# Stated problem
Extract, from the records beneath this instruction, each line that contains the word "implementation".

# Supplied entries
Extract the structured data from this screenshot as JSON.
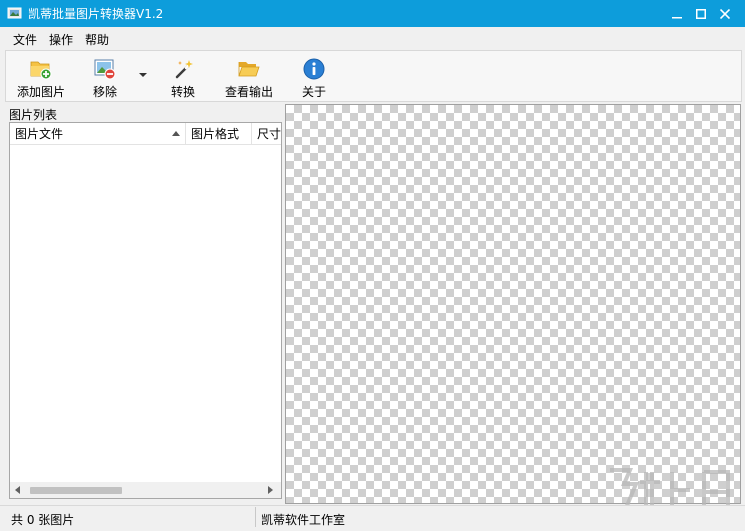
{
  "window": {
    "title": "凯蒂批量图片转换器V1.2",
    "accent_color": "#0d9ddb",
    "controls": [
      "minimize-icon",
      "maximize-icon",
      "close-icon"
    ]
  },
  "menu": {
    "items": [
      {
        "label": "文件"
      },
      {
        "label": "操作"
      },
      {
        "label": "帮助"
      }
    ]
  },
  "toolbar": {
    "buttons": [
      {
        "label": "添加图片",
        "icon": "add-folder-icon"
      },
      {
        "label": "移除",
        "icon": "remove-image-icon"
      },
      {
        "label": "转换",
        "icon": "magic-wand-icon"
      },
      {
        "label": "查看输出",
        "icon": "open-folder-icon"
      },
      {
        "label": "关于",
        "icon": "info-icon"
      }
    ],
    "dropdown_icon": "dropdown-arrow-icon"
  },
  "image_list": {
    "title": "图片列表",
    "columns": [
      {
        "label": "图片文件",
        "sort_icon": "sort-up-icon"
      },
      {
        "label": "图片格式"
      },
      {
        "label": "尺寸"
      }
    ],
    "rows": []
  },
  "status": {
    "count_text": "共 0 张图片",
    "company": "凯蒂软件工作室"
  }
}
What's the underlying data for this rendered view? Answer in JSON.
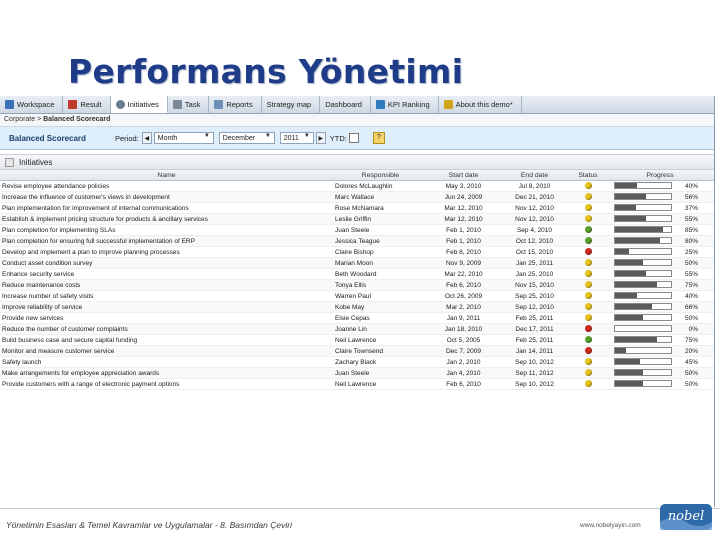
{
  "slide_title": "Performans Yönetimi",
  "tabs": [
    {
      "label": "Workspace",
      "active": false,
      "icon": "workspace-icon",
      "color": "#3b6fb6"
    },
    {
      "label": "Result",
      "active": false,
      "icon": "chart-icon",
      "color": "#c0392b"
    },
    {
      "label": "Initiatives",
      "active": true,
      "icon": "gear-icon",
      "color": "#6b7d8f"
    },
    {
      "label": "Task",
      "active": false,
      "icon": "task-icon",
      "color": "#7a8899"
    },
    {
      "label": "Reports",
      "active": false,
      "icon": "report-icon",
      "color": "#6b8fb5"
    },
    {
      "label": "Strategy map",
      "active": false,
      "icon": "",
      "color": ""
    },
    {
      "label": "Dashboard",
      "active": false,
      "icon": "",
      "color": ""
    },
    {
      "label": "KPI Ranking",
      "active": false,
      "icon": "ranking-icon",
      "color": "#2e7bbd"
    },
    {
      "label": "About this demo*",
      "active": false,
      "icon": "star-icon",
      "color": "#d5a21c"
    }
  ],
  "breadcrumb": {
    "parent": "Corporate > ",
    "current": "Balanced Scorecard"
  },
  "filters": {
    "title": "Balanced Scorecard",
    "period_label": "Period:",
    "period_value": "Month",
    "month_value": "December",
    "year_value": "2011",
    "ytd_label": "YTD:"
  },
  "section_title": "Initiatives",
  "columns": [
    "Name",
    "Responsible",
    "Start date",
    "End date",
    "Status",
    "Progress"
  ],
  "status_colors": {
    "yellow": "#e8c21a",
    "green": "#5aa02c",
    "red": "#d2291e"
  },
  "rows": [
    {
      "name": "Revise employee attendance policies",
      "responsible": "Dolores McLaughlin",
      "start": "May 3, 2010",
      "end": "Jul 8, 2010",
      "status": "yellow",
      "progress": 40
    },
    {
      "name": "Increase the influence of customer's views in development",
      "responsible": "Marc Wallace",
      "start": "Jun 24, 2009",
      "end": "Dec 21, 2010",
      "status": "yellow",
      "progress": 56
    },
    {
      "name": "Plan implementation for improvement of internal communications",
      "responsible": "Rose McNamara",
      "start": "Mar 12, 2010",
      "end": "Nov 12, 2010",
      "status": "yellow",
      "progress": 37
    },
    {
      "name": "Establish & implement pricing structure for products & ancillary services",
      "responsible": "Leslie Griffin",
      "start": "Mar 12, 2010",
      "end": "Nov 12, 2010",
      "status": "yellow",
      "progress": 55
    },
    {
      "name": "Plan completion for implementing SLAs",
      "responsible": "Juan Steele",
      "start": "Feb 1, 2010",
      "end": "Sep 4, 2010",
      "status": "green",
      "progress": 85
    },
    {
      "name": "Plan completion for ensuring full successful implementation of ERP",
      "responsible": "Jessica Teague",
      "start": "Feb 1, 2010",
      "end": "Oct 12, 2010",
      "status": "green",
      "progress": 80
    },
    {
      "name": "Develop and implement a plan to improve planning processes",
      "responsible": "Claire Bishop",
      "start": "Feb 8, 2010",
      "end": "Oct 15, 2010",
      "status": "red",
      "progress": 25
    },
    {
      "name": "Conduct asset condition survey",
      "responsible": "Marian Moon",
      "start": "Nov 9, 2009",
      "end": "Jan 25, 2011",
      "status": "yellow",
      "progress": 50
    },
    {
      "name": "Enhance security service",
      "responsible": "Beth Woodard",
      "start": "Mar 22, 2010",
      "end": "Jan 25, 2010",
      "status": "yellow",
      "progress": 55
    },
    {
      "name": "Reduce maintenance costs",
      "responsible": "Tonya Ellis",
      "start": "Feb 6, 2010",
      "end": "Nov 15, 2010",
      "status": "yellow",
      "progress": 75
    },
    {
      "name": "Increase number of safety visits",
      "responsible": "Warren Paul",
      "start": "Oct 26, 2009",
      "end": "Sep 25, 2010",
      "status": "yellow",
      "progress": 40
    },
    {
      "name": "Improve reliability of service",
      "responsible": "Kobe May",
      "start": "Mar 2, 2010",
      "end": "Sep 12, 2010",
      "status": "yellow",
      "progress": 66
    },
    {
      "name": "Provide new services",
      "responsible": "Elsie Cepas",
      "start": "Jan 9, 2011",
      "end": "Feb 25, 2011",
      "status": "yellow",
      "progress": 50
    },
    {
      "name": "Reduce the number of customer complaints",
      "responsible": "Joanne Lin",
      "start": "Jan 18, 2010",
      "end": "Dec 17, 2011",
      "status": "red",
      "progress": 0
    },
    {
      "name": "Build business case and secure capital funding",
      "responsible": "Neil Lawrence",
      "start": "Oct 5, 2005",
      "end": "Feb 25, 2011",
      "status": "green",
      "progress": 75
    },
    {
      "name": "Monitor and measure customer service",
      "responsible": "Claire Townsend",
      "start": "Dec 7, 2009",
      "end": "Jan 14, 2011",
      "status": "red",
      "progress": 20
    },
    {
      "name": "Safety launch",
      "responsible": "Zachary Black",
      "start": "Jan 2, 2010",
      "end": "Sep 10, 2012",
      "status": "yellow",
      "progress": 45
    },
    {
      "name": "Make arrangements for employee appreciation awards",
      "responsible": "Juan Steele",
      "start": "Jan 4, 2010",
      "end": "Sep 11, 2012",
      "status": "yellow",
      "progress": 50
    },
    {
      "name": "Provide customers with a range of electronic payment options",
      "responsible": "Neil Lawrence",
      "start": "Feb 6, 2010",
      "end": "Sep 10, 2012",
      "status": "yellow",
      "progress": 50
    }
  ],
  "footer": {
    "text": "Yönetimin Esasları & Temel Kavramlar ve Uygulamalar - 8. Basımdan Çeviri",
    "url": "www.nobelyayin.com",
    "logo_text": "nobel",
    "logo_color": "#2f6aa8"
  }
}
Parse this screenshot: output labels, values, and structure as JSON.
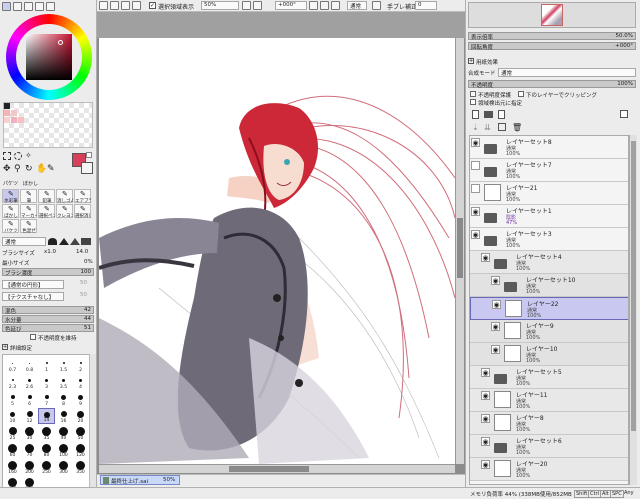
{
  "toolbar": {
    "checkbox_label": "選択領域表示",
    "zoom": "50%",
    "angle": "+000°",
    "blend": "通常",
    "stabilizer_label": "手ブレ補正",
    "stabilizer_value": "0"
  },
  "navigator": {
    "zoom_label": "表示倍率",
    "zoom_value": "50.0%",
    "angle_label": "回転角度",
    "angle_value": "+000°"
  },
  "layer_effects": {
    "title": "用紙効果",
    "blend_label": "合成モード",
    "blend_value": "通常",
    "opacity_label": "不透明度",
    "opacity_value": "100%",
    "protect_label": "不透明度保護",
    "clip_label": "下のレイヤーでクリッピング",
    "select_label": "領域検出元に指定"
  },
  "layers": [
    {
      "name": "レイヤーセット8",
      "mode": "通常",
      "opacity": "100%",
      "type": "folder",
      "indent": 0,
      "eye": true,
      "selected": false,
      "bg": "#f4f4f4"
    },
    {
      "name": "レイヤーセット7",
      "mode": "通常",
      "opacity": "100%",
      "type": "folder",
      "indent": 0,
      "eye": false,
      "selected": false,
      "bg": "#f4f4f4"
    },
    {
      "name": "レイヤー21",
      "mode": "通常",
      "opacity": "100%",
      "type": "layer",
      "indent": 0,
      "eye": false,
      "selected": false,
      "bg": "#f4f4f4"
    },
    {
      "name": "レイヤーセット1",
      "mode": "陰影",
      "opacity": "47%",
      "type": "folder",
      "indent": 0,
      "eye": true,
      "selected": false,
      "bg": "#f4f4f4"
    },
    {
      "name": "レイヤーセット3",
      "mode": "通常",
      "opacity": "100%",
      "type": "folder",
      "indent": 0,
      "eye": true,
      "selected": false,
      "bg": "#f4f4f4"
    },
    {
      "name": "レイヤーセット4",
      "mode": "通常",
      "opacity": "100%",
      "type": "folder",
      "indent": 1,
      "eye": true,
      "selected": false,
      "bg": "#e8e8e8"
    },
    {
      "name": "レイヤーセット10",
      "mode": "通常",
      "opacity": "100%",
      "type": "folder",
      "indent": 2,
      "eye": true,
      "selected": false,
      "bg": "#e2e2e2"
    },
    {
      "name": "レイヤー22",
      "mode": "通常",
      "opacity": "100%",
      "type": "layer",
      "indent": 2,
      "eye": true,
      "selected": true,
      "bg": "#c8c8f0"
    },
    {
      "name": "レイヤー9",
      "mode": "通常",
      "opacity": "100%",
      "type": "layer",
      "indent": 2,
      "eye": true,
      "selected": false,
      "bg": "#e2e2e2"
    },
    {
      "name": "レイヤー10",
      "mode": "通常",
      "opacity": "100%",
      "type": "layer",
      "indent": 2,
      "eye": true,
      "selected": false,
      "bg": "#e2e2e2"
    },
    {
      "name": "レイヤーセット5",
      "mode": "通常",
      "opacity": "100%",
      "type": "folder",
      "indent": 1,
      "eye": true,
      "selected": false,
      "bg": "#e8e8e8"
    },
    {
      "name": "レイヤー11",
      "mode": "通常",
      "opacity": "100%",
      "type": "layer",
      "indent": 1,
      "eye": true,
      "selected": false,
      "bg": "#e8e8e8"
    },
    {
      "name": "レイヤー8",
      "mode": "通常",
      "opacity": "100%",
      "type": "layer",
      "indent": 1,
      "eye": true,
      "selected": false,
      "bg": "#e8e8e8"
    },
    {
      "name": "レイヤーセット6",
      "mode": "通常",
      "opacity": "100%",
      "type": "folder",
      "indent": 1,
      "eye": true,
      "selected": false,
      "bg": "#e8e8e8"
    },
    {
      "name": "レイヤー20",
      "mode": "通常",
      "opacity": "100%",
      "type": "layer",
      "indent": 1,
      "eye": true,
      "selected": false,
      "bg": "#e8e8e8"
    }
  ],
  "tools": {
    "tab_a": "パケツ",
    "tab_b": "ぼかし",
    "row1": [
      "鉛筆",
      "水彩筆",
      "筆"
    ],
    "row2": [
      "エアブラシ",
      "選択ペン",
      "消しゴム"
    ],
    "row3": [
      "キャンバス",
      "選択消し",
      "色混ぜ"
    ],
    "tool_labels": [
      "水彩筆",
      "筆",
      "鉛筆",
      "消しゴム",
      "エアブラシ",
      "ぼかし",
      "マーカー",
      "選択ペン",
      "クレヨン",
      "選択消し",
      "バケツ",
      "色混ぜ"
    ]
  },
  "brush": {
    "blend": "通常",
    "size_label": "ブラシサイズ",
    "size_x": "x1.0",
    "size_value": "14.0",
    "min_label": "最小サイズ",
    "min_value": "0%",
    "density_label": "ブラシ濃度",
    "density_value": "100",
    "shape1": "【通常の円形】",
    "shape2": "【テクスチャなし】",
    "shape_value": "50",
    "mix_label": "混色",
    "mix_value": "42",
    "water_label": "水分量",
    "water_value": "44",
    "persist_label": "色延び",
    "persist_value": "51",
    "keep_opacity": "不透明度を維持",
    "detail_label": "詳細設定"
  },
  "brush_sizes": [
    "0.7",
    "0.8",
    "1",
    "1.5",
    "2",
    "2.3",
    "2.6",
    "3",
    "3.5",
    "4",
    "5",
    "6",
    "7",
    "8",
    "9",
    "10",
    "12",
    "14",
    "16",
    "20",
    "25",
    "30",
    "35",
    "40",
    "50",
    "60",
    "70",
    "80",
    "100",
    "120",
    "160",
    "200",
    "250",
    "300",
    "350",
    "400",
    "500"
  ],
  "canvas": {
    "doc_name": "最終仕上げ.sai",
    "doc_zoom": "50%"
  },
  "statusbar": {
    "memory": "メモリ負荷率 44% (338MB使用/852MB確保)",
    "keys": [
      "Shift",
      "Ctrl",
      "Alt",
      "SPC"
    ],
    "any": "Any"
  },
  "colors": {
    "accent": "#6a6ab4",
    "primary": "#d8405a",
    "secondary": "#f4f4f4"
  }
}
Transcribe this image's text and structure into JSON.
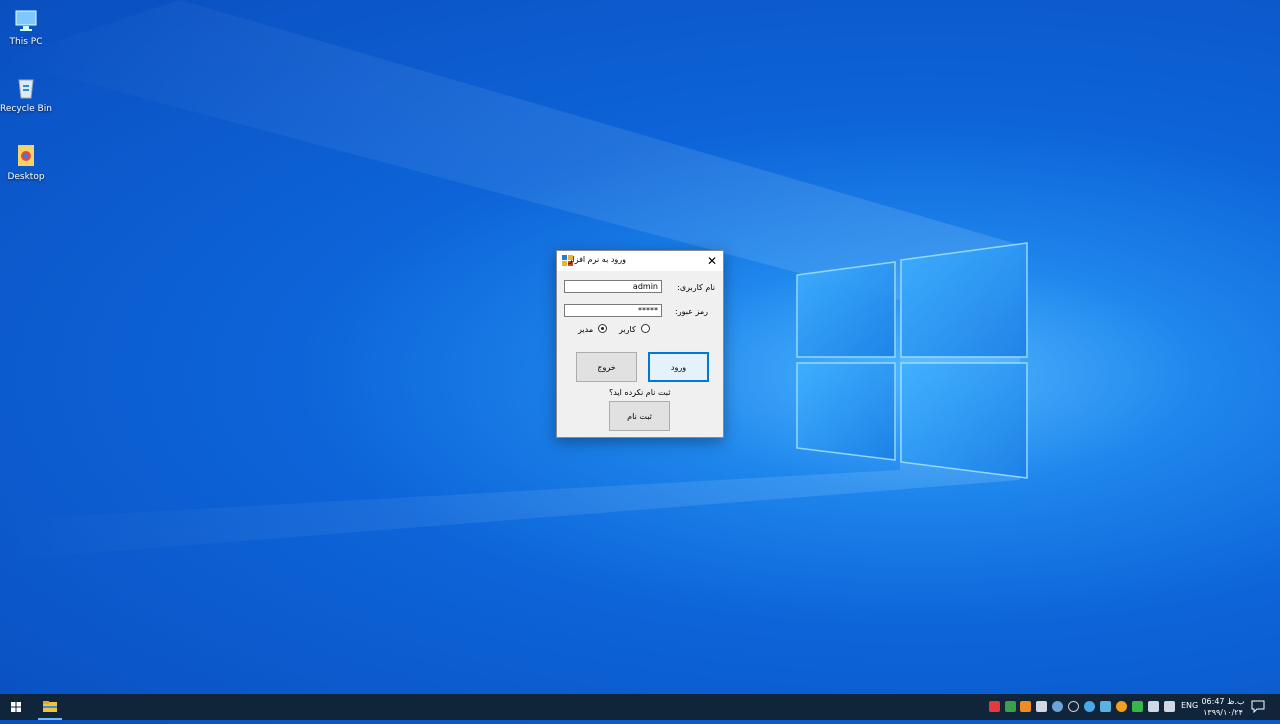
{
  "desktop": {
    "icons": [
      {
        "label": "This PC",
        "icon": "this-pc-icon"
      },
      {
        "label": "Recycle Bin",
        "icon": "recycle-bin-icon"
      },
      {
        "label": "Desktop",
        "icon": "folder-icon"
      }
    ]
  },
  "dialog": {
    "title": "ورود به نرم افزار",
    "close_symbol": "✕",
    "username_label": "نام کاربری:",
    "username_value": "admin",
    "password_label": "رمز عبور:",
    "password_value": "*****",
    "radio_user_label": "کاربر",
    "radio_admin_label": "مدیر",
    "radio_selected": "admin",
    "login_button": "ورود",
    "exit_button": "خروج",
    "not_registered_text": "ثبت نام نکرده اید؟",
    "register_button": "ثبت نام"
  },
  "taskbar": {
    "language": "ENG",
    "clock_time": "06:47 ب.ظ",
    "clock_date": "۱۳۹۹/۱۰/۲۴"
  },
  "colors": {
    "accent": "#0078d7",
    "taskbar": "#10243a",
    "dialog_bg": "#f0f0f0"
  }
}
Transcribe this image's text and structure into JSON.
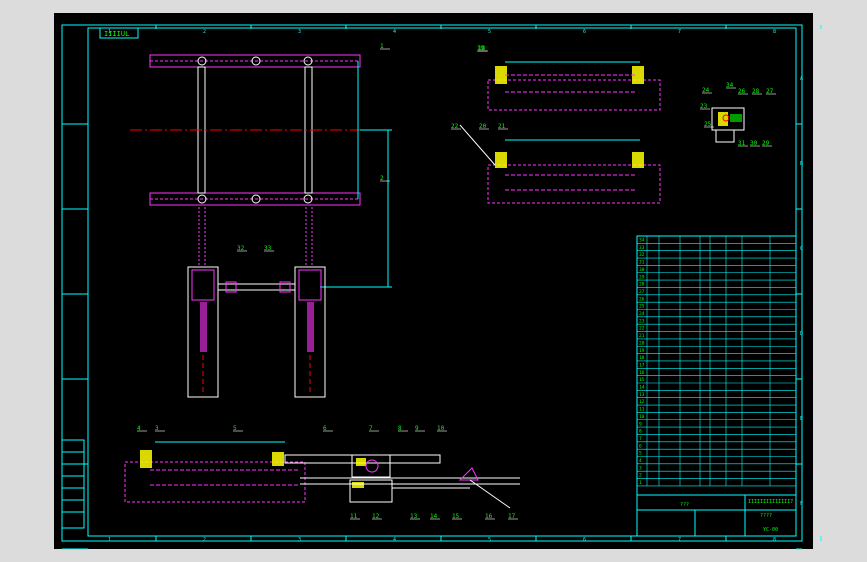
{
  "title_tag": "IIIIUL",
  "part_numbers": [
    "1",
    "2",
    "3",
    "4",
    "5",
    "6",
    "7",
    "8",
    "9",
    "10",
    "11",
    "12",
    "13",
    "14",
    "15",
    "16",
    "17",
    "18",
    "19",
    "20",
    "21",
    "22",
    "23",
    "24",
    "25",
    "26",
    "27",
    "28",
    "29",
    "30",
    "31",
    "32",
    "33",
    "34"
  ],
  "border_grid": {
    "top": [
      "1",
      "2",
      "3",
      "4",
      "5",
      "6",
      "7",
      "8"
    ],
    "side": [
      "A",
      "B",
      "C",
      "D",
      "E",
      "F"
    ]
  },
  "title_block": {
    "label_a": "???",
    "label_b": "????",
    "drawing_no": "YC-00",
    "code": "IIIIIIIIIIIIII7"
  },
  "colors": {
    "background": "#000000",
    "frame": "#00ffff",
    "part": "#ff33ff",
    "outline": "#ffffff",
    "center": "#ff0000",
    "highlight": "#ffff00",
    "text": "#00ff00"
  }
}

# Reply
      "name": "Plan implementation for improvement of internal communications",
      "name": "Plan completion for ensuring full successful implementation of ERP",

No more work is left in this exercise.